◆ **WHAT IS NEEDED**:
Without the images, write out all of the following entries exactly.

◆ **DATA LINES**:
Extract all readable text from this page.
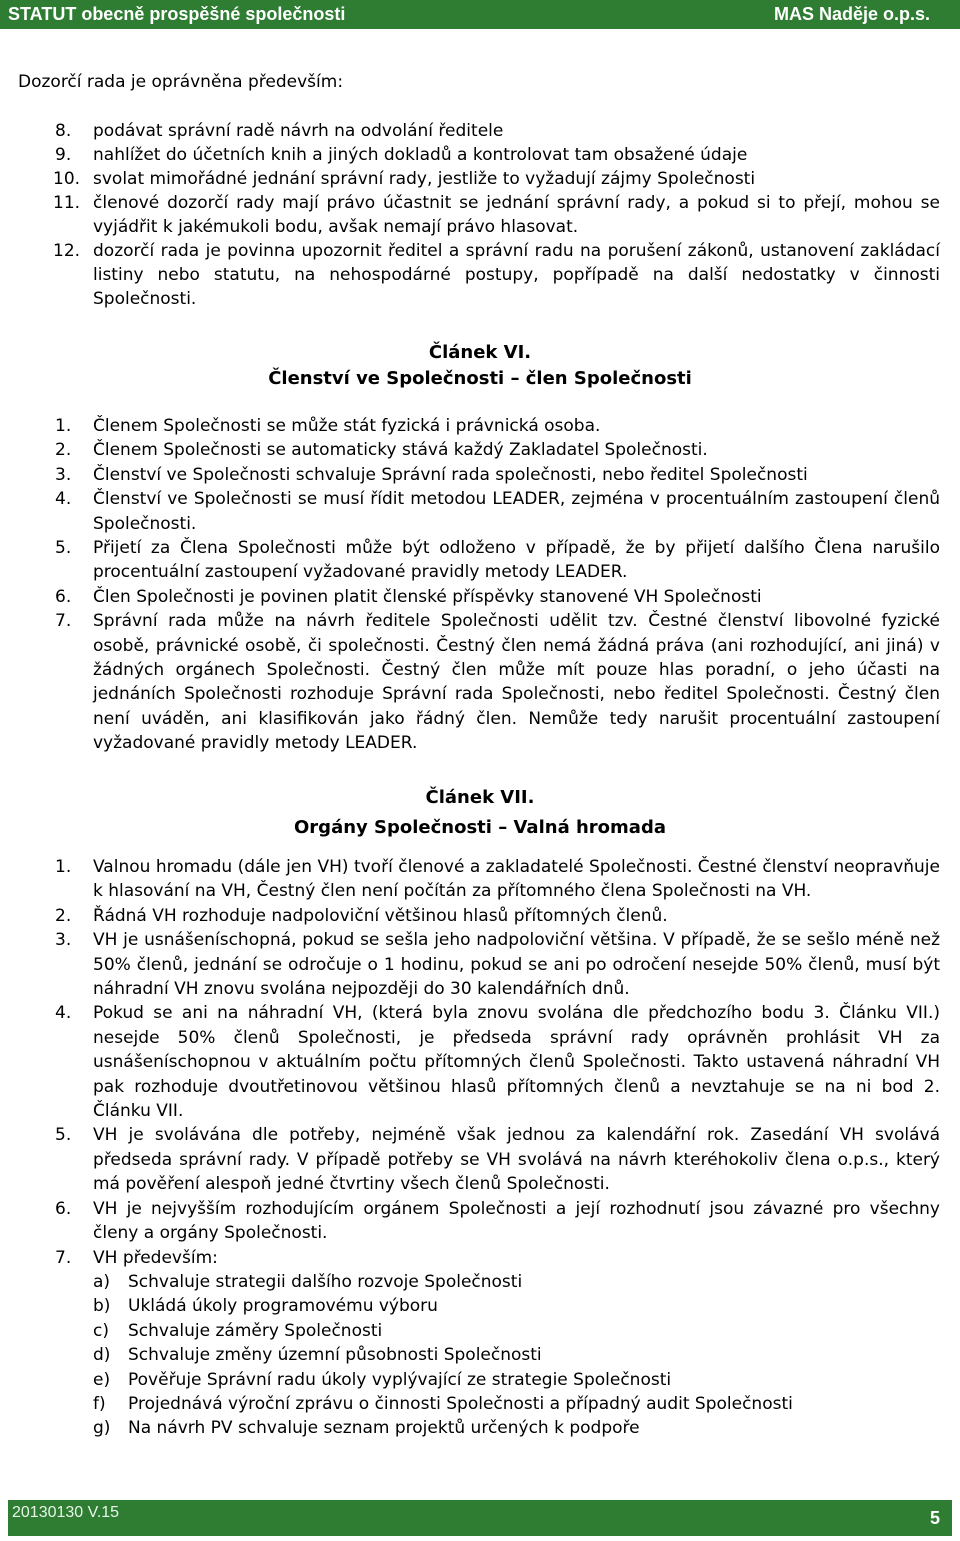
STATUT obecně prospěšné společnosti	MAS Naděje o.p.s.
Dozorčí rada je oprávněna především:
8. podávat správní radě návrh na odvolání ředitele
9. nahlížet do účetních knih a jiných dokladů a kontrolovat tam obsažené údaje
10. svolat mimořádné jednání správní rady, jestliže to vyžadují zájmy Společnosti
11. členové dozorčí rady mají právo účastnit se jednání správní rady, a pokud si to přejí, mohou se vyjádřit k jakémukoli bodu, avšak nemají právo hlasovat.
12. dozorčí rada je povinna upozornit ředitel a správní radu na porušení zákonů, ustanovení zakládací listiny nebo statutu, na nehospodárné postupy, popřípadě na další nedostatky v činnosti Společnosti.
Článek VI.
Členství ve Společnosti – člen Společnosti
1. Členem Společnosti se může stát fyzická i právnická osoba.
2. Členem Společnosti se automaticky stává každý Zakladatel Společnosti.
3. Členství ve Společnosti schvaluje Správní rada společnosti, nebo ředitel Společnosti
4. Členství ve Společnosti se musí řídit metodou LEADER, zejména v procentuálním zastoupení členů Společnosti.
5. Přijetí za Člena Společnosti může být odloženo v případě, že by přijetí dalšího Člena narušilo procentuální zastoupení vyžadované pravidly metody LEADER.
6. Člen Společnosti je povinen platit členské příspěvky stanovené VH Společnosti
7. Správní rada může na návrh ředitele Společnosti udělit tzv. Čestné členství libovolné fyzické osobě, právnické osobě, či společnosti. Čestný člen nemá žádná práva (ani rozhodující, ani jiná) v žádných orgánech Společnosti. Čestný člen může mít pouze hlas poradní, o jeho účasti na jednáních Společnosti rozhoduje Správní rada Společnosti, nebo ředitel Společnosti. Čestný člen není uváděn, ani klasifikován jako řádný člen. Nemůže tedy narušit procentuální zastoupení vyžadované pravidly metody LEADER.
Článek VII.
Orgány Společnosti – Valná hromada
1. Valnou hromadu (dále jen VH) tvoří členové a zakladatelé Společnosti. Čestné členství neopravňuje k hlasování na VH, Čestný člen není počítán za přítomného člena Společnosti na VH.
2. Řádná VH rozhoduje nadpoloviční většinou hlasů přítomných členů.
3. VH je usnášeníschopná, pokud se sešla jeho nadpoloviční většina. V případě, že se sešlo méně než 50% členů, jednání se odročuje o 1 hodinu, pokud se ani po odročení nesejde 50% členů, musí být náhradní VH znovu svolána nejpozději do 30 kalendářních dnů.
4. Pokud se ani na náhradní VH, (která byla znovu svolána dle předchozího bodu 3. Článku VII.) nesejde 50% členů Společnosti, je předseda správní rady oprávněn prohlásit VH za usnášeníschopnou v aktuálním počtu přítomných členů Společnosti. Takto ustavená náhradní VH pak rozhoduje dvoutřetinovou většinou hlasů přítomných členů a nevztahuje se na ni bod 2. Článku VII.
5. VH je svolávána dle potřeby, nejméně však jednou za kalendářní rok. Zasedání VH svolává předseda správní rady. V případě potřeby se VH svolává na návrh kteréhokoliv člena o.p.s., který má pověření alespoň jedné čtvrtiny všech členů Společnosti.
6. VH je nejvyšším rozhodujícím orgánem Společnosti a její rozhodnutí jsou závazné pro všechny členy a orgány Společnosti.
7. VH především:
a) Schvaluje strategii dalšího rozvoje Společnosti
b) Ukládá úkoly programovému výboru
c) Schvaluje záměry Společnosti
d) Schvaluje změny územní působnosti Společnosti
e) Pověřuje Správní radu úkoly vyplývající ze strategie Společnosti
f) Projednává výroční zprávu o činnosti Společnosti a případný audit Společnosti
g) Na návrh PV schvaluje seznam projektů určených k podpoře
20130130 V.15	5
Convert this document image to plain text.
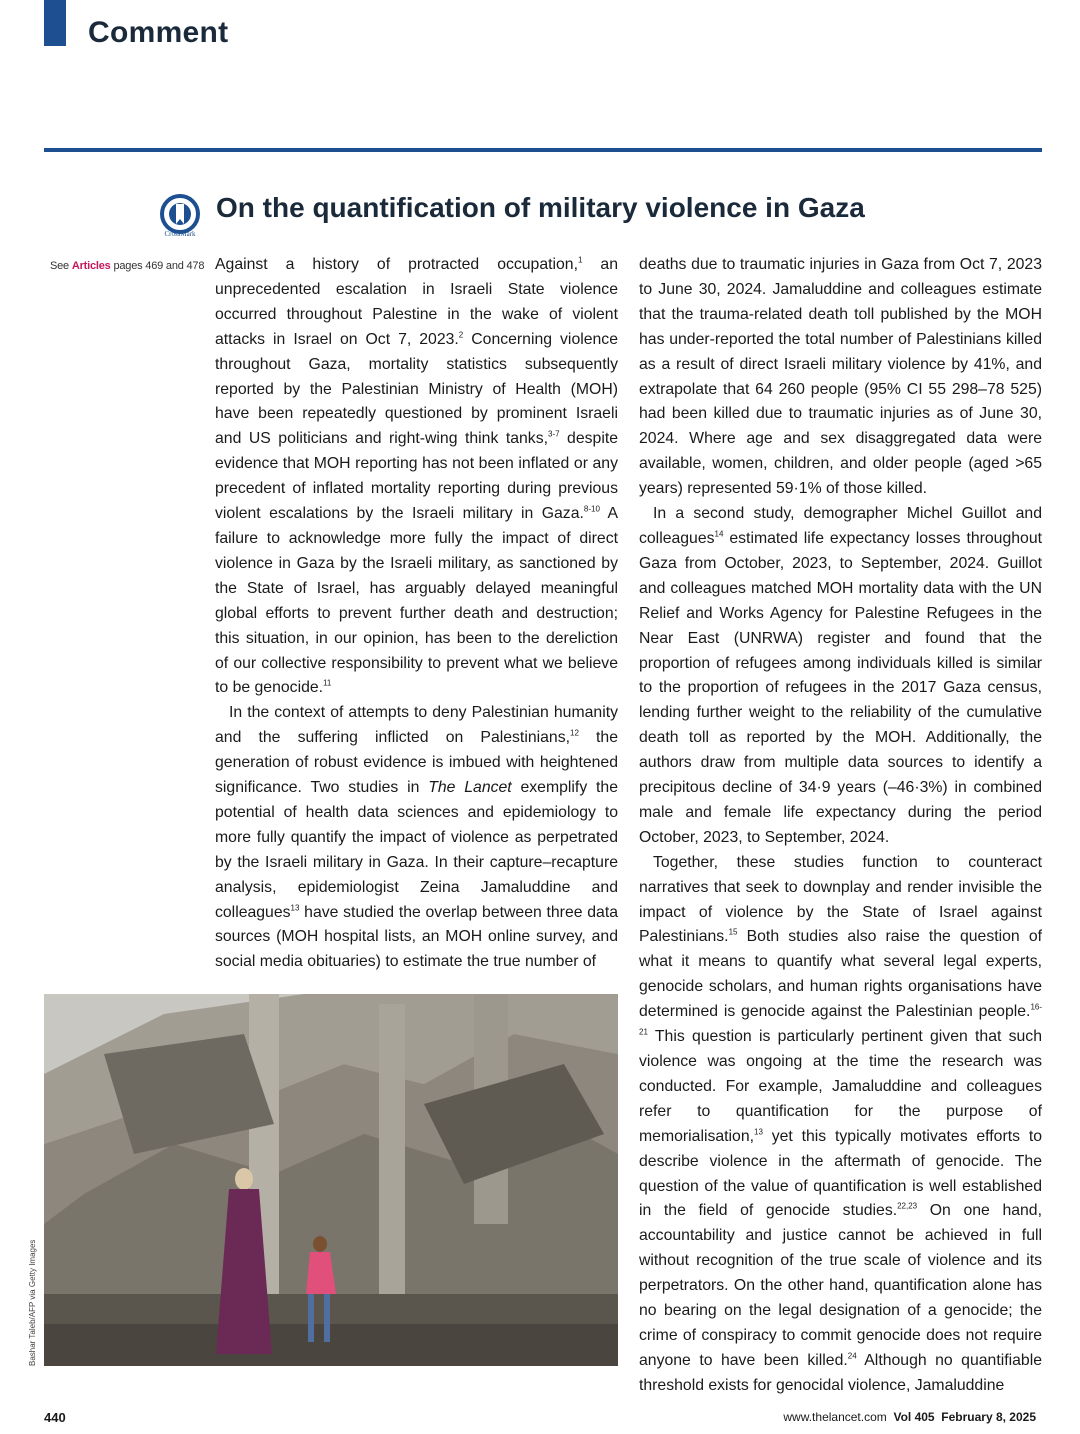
Comment
CrossMark
On the quantification of military violence in Gaza
See Articles pages 469 and 478 Against a history of protracted occupation,$^1$ an unprecedented escalation in Israeli State violence occurred throughout Palestine in the wake of violent attacks in Israel on Oct 7, 2023.$^2$ Concerning violence throughout Gaza, mortality statistics subsequently reported by the Palestinian Ministry of Health (MOH) have been repeatedly questioned by prominent Israeli and US politicians and right-wing think tanks,$^{3-7}$ despite evidence that MOH reporting has not been inflated or any precedent of inflated mortality reporting during previous violent escalations by the Israeli military in Gaza.$^{8-10}$ A failure to acknowledge more fully the impact of direct violence in Gaza by the Israeli military, as sanctioned by the State of Israel, has arguably delayed meaningful global efforts to prevent further death and destruction; this situation, in our opinion, has been to the dereliction of our collective responsibility to prevent what we believe to be genocide.$^{11}$

In the context of attempts to deny Palestinian humanity and the suffering inflicted on Palestinians,$^{12}$ the generation of robust evidence is imbued with heightened significance. Two studies in The Lancet exemplify the potential of health data sciences and epidemiology to more fully quantify the impact of violence as perpetrated by the Israeli military in Gaza. In their capture–recapture analysis, epidemiologist Zeina Jamaluddine and colleagues$^{13}$ have studied the overlap between three data sources (MOH hospital lists, an MOH online survey, and social media obituaries) to estimate the true number of

deaths due to traumatic injuries in Gaza from Oct 7, 2023 to June 30, 2024. Jamaluddine and colleagues estimate that the trauma-related death toll published by the MOH has under-reported the total number of Palestinians killed as a result of direct Israeli military violence by 41%, and extrapolate that 64 260 people (95% CI 55 298–78 525) had been killed due to traumatic injuries as of June 30, 2024. Where age and sex disaggregated data were available, women, children, and older people (aged >65 years) represented 59·1% of those killed.

In a second study, demographer Michel Guillot and colleagues$^{14}$ estimated life expectancy losses throughout Gaza from October, 2023, to September, 2024. Guillot and colleagues matched MOH mortality data with the UN Relief and Works Agency for Palestine Refugees in the Near East (UNRWA) register and found that the proportion of refugees among individuals killed is similar to the proportion of refugees in the 2017 Gaza census, lending further weight to the reliability of the cumulative death toll as reported by the MOH. Additionally, the authors draw from multiple data sources to identify a precipitous decline of 34·9 years (–46·3%) in combined male and female life expectancy during the period October, 2023, to September, 2024.

Together, these studies function to counteract narratives that seek to downplay and render invisible the impact of violence by the State of Israel against Palestinians.$^{15}$ Both studies also raise the question of what it means to quantify what several legal experts, genocide scholars, and human rights organisations have determined is genocide against the Palestinian people.$^{16-21}$ This question is particularly pertinent given that such violence was ongoing at the time the research was conducted. For example, Jamaluddine and colleagues refer to quantification for the purpose of memorialisation,$^{13}$ yet this typically motivates efforts to describe violence in the aftermath of genocide. The question of the value of quantification is well established in the field of genocide studies.$^{22,23}$ On one hand, accountability and justice cannot be achieved in full without recognition of the true scale of violence and its perpetrators. On the other hand, quantification alone has no bearing on the legal designation of a genocide; the crime of conspiracy to commit genocide does not require anyone to have been killed.$^{24}$ Although no quantifiable threshold exists for genocidal violence, Jamaluddine

Bashar Taleb/AFP via Getty Images
440	www.thelancet.com Vol 405 February 8, 2025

◆ **ANSWER TO THE TASK**:
Extract all readable text from this page.
STATUT obecně prospěšné společnosti	MAS Naděje o.p.s.
Dozorčí rada je oprávněna především:
8. podávat správní radě návrh na odvolání ředitele
9. nahlížet do účetních knih a jiných dokladů a kontrolovat tam obsažené údaje
10. svolat mimořádné jednání správní rady, jestliže to vyžadují zájmy Společnosti
11. členové dozorčí rady mají právo účastnit se jednání správní rady, a pokud si to přejí, mohou se vyjádřit k jakémukoli bodu, avšak nemají právo hlasovat.
12. dozorčí rada je povinna upozornit ředitel a správní radu na porušení zákonů, ustanovení zakládací listiny nebo statutu, na nehospodárné postupy, popřípadě na další nedostatky v činnosti Společnosti.
Článek VI.
Členství ve Společnosti – člen Společnosti
1. Členem Společnosti se může stát fyzická i právnická osoba.
2. Členem Společnosti se automaticky stává každý Zakladatel Společnosti.
3. Členství ve Společnosti schvaluje Správní rada společnosti, nebo ředitel Společnosti
4. Členství ve Společnosti se musí řídit metodou LEADER, zejména v procentuálním zastoupení členů Společnosti.
5. Přijetí za Člena Společnosti může být odloženo v případě, že by přijetí dalšího Člena narušilo procentuální zastoupení vyžadované pravidly metody LEADER.
6. Člen Společnosti je povinen platit členské příspěvky stanovené VH Společnosti
7. Správní rada může na návrh ředitele Společnosti udělit tzv. Čestné členství libovolné fyzické osobě, právnické osobě, či společnosti. Čestný člen nemá žádná práva (ani rozhodující, ani jiná) v žádných orgánech Společnosti. Čestný člen může mít pouze hlas poradní, o jeho účasti na jednáních Společnosti rozhoduje Správní rada Společnosti, nebo ředitel Společnosti. Čestný člen není uváděn, ani klasifikován jako řádný člen. Nemůže tedy narušit procentuální zastoupení vyžadované pravidly metody LEADER.
Článek VII.
Orgány Společnosti – Valná hromada
1. Valnou hromadu (dále jen VH) tvoří členové a zakladatelé Společnosti. Čestné členství neopravňuje k hlasování na VH, Čestný člen není počítán za přítomného člena Společnosti na VH.
2. Řádná VH rozhoduje nadpoloviční většinou hlasů přítomných členů.
3. VH je usnášeníschopná, pokud se sešla jeho nadpoloviční většina. V případě, že se sešlo méně než 50% členů, jednání se odročuje o 1 hodinu, pokud se ani po odročení nesejde 50% členů, musí být náhradní VH znovu svolána nejpozději do 30 kalendářních dnů.
4. Pokud se ani na náhradní VH, (která byla znovu svolána dle předchozího bodu 3. Článku VII.) nesejde 50% členů Společnosti, je předseda správní rady oprávněn prohlásit VH za usnášeníschopnou v aktuálním počtu přítomných členů Společnosti. Takto ustavená náhradní VH pak rozhoduje dvoutřetinovou většinou hlasů přítomných členů a nevztahuje se na ni bod 2. Článku VII.
5. VH je svolávána dle potřeby, nejméně však jednou za kalendářní rok. Zasedání VH svolává předseda správní rady. V případě potřeby se VH svolává na návrh kteréhokoliv člena o.p.s., který má pověření alespoň jedné čtvrtiny všech členů Společnosti.
6. VH je nejvyšším rozhodujícím orgánem Společnosti a její rozhodnutí jsou závazné pro všechny členy a orgány Společnosti.
7. VH především:
a) Schvaluje strategii dalšího rozvoje Společnosti
b) Ukládá úkoly programovému výboru
c) Schvaluje záměry Společnosti
d) Schvaluje změny územní působnosti Společnosti
e) Pověřuje Správní radu úkoly vyplývající ze strategie Společnosti
f) Projednává výroční zprávu o činnosti Společnosti a případný audit Společnosti
g) Na návrh PV schvaluje seznam projektů určených k podpoře
20130130 V.15	5
Convert this document image to plain text.
Comment
CrossMark
On the quantification of military violence in Gaza
See Articles pages 469 and 478 Against a history of protracted occupation,$^1$ an unprecedented escalation in Israeli State violence occurred throughout Palestine in the wake of violent attacks in Israel on Oct 7, 2023.$^2$ Concerning violence throughout Gaza, mortality statistics subsequently reported by the Palestinian Ministry of Health (MOH) have been repeatedly questioned by prominent Israeli and US politicians and right-wing think tanks,$^{3-7}$ despite evidence that MOH reporting has not been inflated or any precedent of inflated mortality reporting during previous violent escalations by the Israeli military in Gaza.$^{8-10}$ A failure to acknowledge more fully the impact of direct violence in Gaza by the Israeli military, as sanctioned by the State of Israel, has arguably delayed meaningful global efforts to prevent further death and destruction; this situation, in our opinion, has been to the dereliction of our collective responsibility to prevent what we believe to be genocide.$^{11}$

In the context of attempts to deny Palestinian humanity and the suffering inflicted on Palestinians,$^{12}$ the generation of robust evidence is imbued with heightened significance. Two studies in The Lancet exemplify the potential of health data sciences and epidemiology to more fully quantify the impact of violence as perpetrated by the Israeli military in Gaza. In their capture–recapture analysis, epidemiologist Zeina Jamaluddine and colleagues$^{13}$ have studied the overlap between three data sources (MOH hospital lists, an MOH online survey, and social media obituaries) to estimate the true number of

deaths due to traumatic injuries in Gaza from Oct 7, 2023 to June 30, 2024. Jamaluddine and colleagues estimate that the trauma-related death toll published by the MOH has under-reported the total number of Palestinians killed as a result of direct Israeli military violence by 41%, and extrapolate that 64 260 people (95% CI 55 298–78 525) had been killed due to traumatic injuries as of June 30, 2024. Where age and sex disaggregated data were available, women, children, and older people (aged >65 years) represented 59·1% of those killed.

In a second study, demographer Michel Guillot and colleagues$^{14}$ estimated life expectancy losses throughout Gaza from October, 2023, to September, 2024. Guillot and colleagues matched MOH mortality data with the UN Relief and Works Agency for Palestine Refugees in the Near East (UNRWA) register and found that the proportion of refugees among individuals killed is similar to the proportion of refugees in the 2017 Gaza census, lending further weight to the reliability of the cumulative death toll as reported by the MOH. Additionally, the authors draw from multiple data sources to identify a precipitous decline of 34·9 years (–46·3%) in combined male and female life expectancy during the period October, 2023, to September, 2024.

Together, these studies function to counteract narratives that seek to downplay and render invisible the impact of violence by the State of Israel against Palestinians.$^{15}$ Both studies also raise the question of what it means to quantify what several legal experts, genocide scholars, and human rights organisations have determined is genocide against the Palestinian people.$^{16-21}$ This question is particularly pertinent given that such violence was ongoing at the time the research was conducted. For example, Jamaluddine and colleagues refer to quantification for the purpose of memorialisation,$^{13}$ yet this typically motivates efforts to describe violence in the aftermath of genocide. The question of the value of quantification is well established in the field of genocide studies.$^{22,23}$ On one hand, accountability and justice cannot be achieved in full without recognition of the true scale of violence and its perpetrators. On the other hand, quantification alone has no bearing on the legal designation of a genocide; the crime of conspiracy to commit genocide does not require anyone to have been killed.$^{24}$ Although no quantifiable threshold exists for genocidal violence, Jamaluddine

Bashar Taleb/AFP via Getty Images
440	www.thelancet.com Vol 405 February 8, 2025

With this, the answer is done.